[BEGIN PROVIDED RECORDS]
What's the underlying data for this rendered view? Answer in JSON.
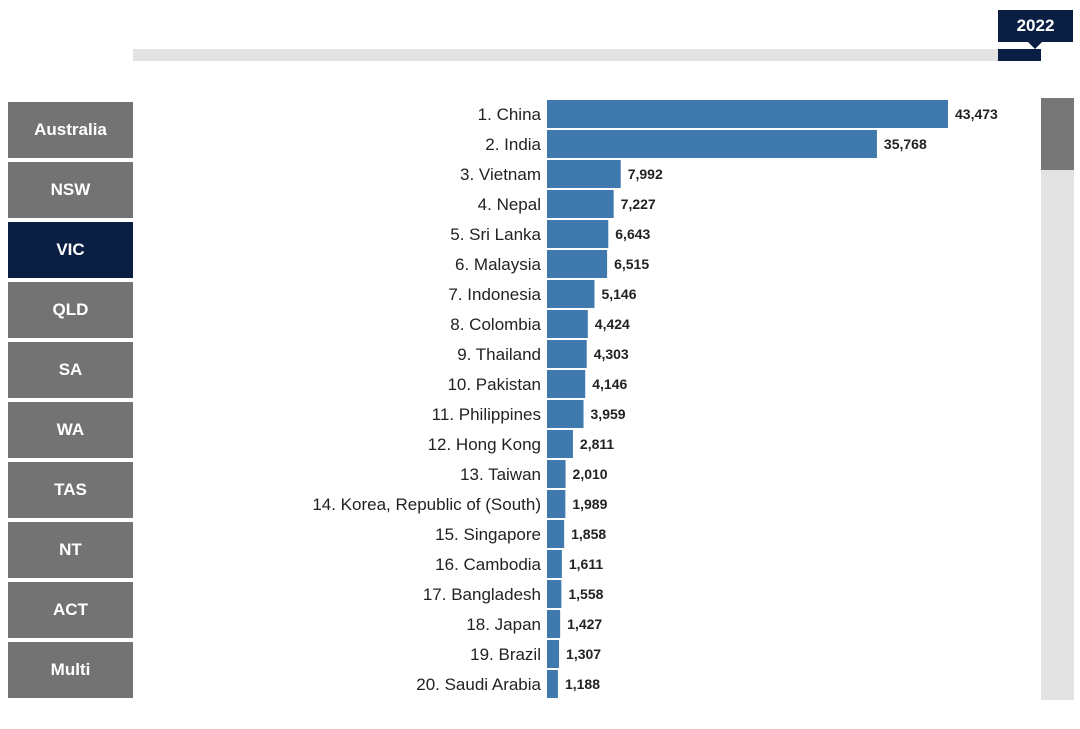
{
  "year": "2022",
  "timeline": {
    "progress": 1.0
  },
  "regions": [
    "Australia",
    "NSW",
    "VIC",
    "QLD",
    "SA",
    "WA",
    "TAS",
    "NT",
    "ACT",
    "Multi"
  ],
  "selected_region": "VIC",
  "colors": {
    "bar": "#3f79ad",
    "active": "#0b1f44",
    "button": "#737373"
  },
  "chart_data": {
    "type": "bar",
    "orientation": "horizontal",
    "categories": [
      "1. China",
      "2. India",
      "3. Vietnam",
      "4. Nepal",
      "5. Sri Lanka",
      "6. Malaysia",
      "7. Indonesia",
      "8. Colombia",
      "9. Thailand",
      "10. Pakistan",
      "11. Philippines",
      "12. Hong Kong",
      "13. Taiwan",
      "14. Korea, Republic of (South)",
      "15. Singapore",
      "16. Cambodia",
      "17. Bangladesh",
      "18. Japan",
      "19. Brazil",
      "20. Saudi Arabia"
    ],
    "values": [
      43473,
      35768,
      7992,
      7227,
      6643,
      6515,
      5146,
      4424,
      4303,
      4146,
      3959,
      2811,
      2010,
      1989,
      1858,
      1611,
      1558,
      1427,
      1307,
      1188
    ],
    "value_labels": [
      "43,473",
      "35,768",
      "7,992",
      "7,227",
      "6,643",
      "6,515",
      "5,146",
      "4,424",
      "4,303",
      "4,146",
      "3,959",
      "2,811",
      "2,010",
      "1,989",
      "1,858",
      "1,611",
      "1,558",
      "1,427",
      "1,307",
      "1,188"
    ]
  }
}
[END PROVIDED RECORDS]
Transcribe the listing in full. Omit the pictures and keep every line exact.

What's the underlying data for this rendered view? Answer in JSON.
{
  "year": "2022",
  "timeline": {
    "progress": 1.0
  },
  "regions": [
    "Australia",
    "NSW",
    "VIC",
    "QLD",
    "SA",
    "WA",
    "TAS",
    "NT",
    "ACT",
    "Multi"
  ],
  "selected_region": "VIC",
  "colors": {
    "bar": "#3f79ad",
    "active": "#0b1f44",
    "button": "#737373"
  },
  "chart_data": {
    "type": "bar",
    "orientation": "horizontal",
    "categories": [
      "1. China",
      "2. India",
      "3. Vietnam",
      "4. Nepal",
      "5. Sri Lanka",
      "6. Malaysia",
      "7. Indonesia",
      "8. Colombia",
      "9. Thailand",
      "10. Pakistan",
      "11. Philippines",
      "12. Hong Kong",
      "13. Taiwan",
      "14. Korea, Republic of (South)",
      "15. Singapore",
      "16. Cambodia",
      "17. Bangladesh",
      "18. Japan",
      "19. Brazil",
      "20. Saudi Arabia"
    ],
    "values": [
      43473,
      35768,
      7992,
      7227,
      6643,
      6515,
      5146,
      4424,
      4303,
      4146,
      3959,
      2811,
      2010,
      1989,
      1858,
      1611,
      1558,
      1427,
      1307,
      1188
    ],
    "value_labels": [
      "43,473",
      "35,768",
      "7,992",
      "7,227",
      "6,643",
      "6,515",
      "5,146",
      "4,424",
      "4,303",
      "4,146",
      "3,959",
      "2,811",
      "2,010",
      "1,989",
      "1,858",
      "1,611",
      "1,558",
      "1,427",
      "1,307",
      "1,188"
    ]
  }
}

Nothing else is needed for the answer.